# EXERCISE DETAILS
Repeat the whole listing exactly as written.

——————

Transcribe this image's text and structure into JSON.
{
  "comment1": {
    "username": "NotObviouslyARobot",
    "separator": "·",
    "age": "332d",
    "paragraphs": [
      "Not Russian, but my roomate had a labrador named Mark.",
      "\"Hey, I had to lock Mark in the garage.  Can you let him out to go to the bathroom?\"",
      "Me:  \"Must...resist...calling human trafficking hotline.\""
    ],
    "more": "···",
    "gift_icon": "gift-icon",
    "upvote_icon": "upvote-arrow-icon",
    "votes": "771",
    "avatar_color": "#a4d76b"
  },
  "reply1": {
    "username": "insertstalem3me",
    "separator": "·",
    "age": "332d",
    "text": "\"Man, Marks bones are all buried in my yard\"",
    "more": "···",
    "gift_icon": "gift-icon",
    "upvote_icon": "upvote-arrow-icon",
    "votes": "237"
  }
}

——————

# ANSWER IN FULL
Transcribe this image's text and structure into JSON.
{
  "comment1": {
    "username": "NotObviouslyARobot",
    "separator": "·",
    "age": "332d",
    "paragraphs": [
      "Not Russian, but my roomate had a labrador named Mark.",
      "\"Hey, I had to lock Mark in the garage.  Can you let him out to go to the bathroom?\"",
      "Me:  \"Must...resist...calling human trafficking hotline.\""
    ],
    "more": "···",
    "gift_icon": "gift-icon",
    "upvote_icon": "upvote-arrow-icon",
    "votes": "771",
    "avatar_color": "#a4d76b"
  },
  "reply1": {
    "username": "insertstalem3me",
    "separator": "·",
    "age": "332d",
    "text": "\"Man, Marks bones are all buried in my yard\"",
    "more": "···",
    "gift_icon": "gift-icon",
    "upvote_icon": "upvote-arrow-icon",
    "votes": "237"
  }
}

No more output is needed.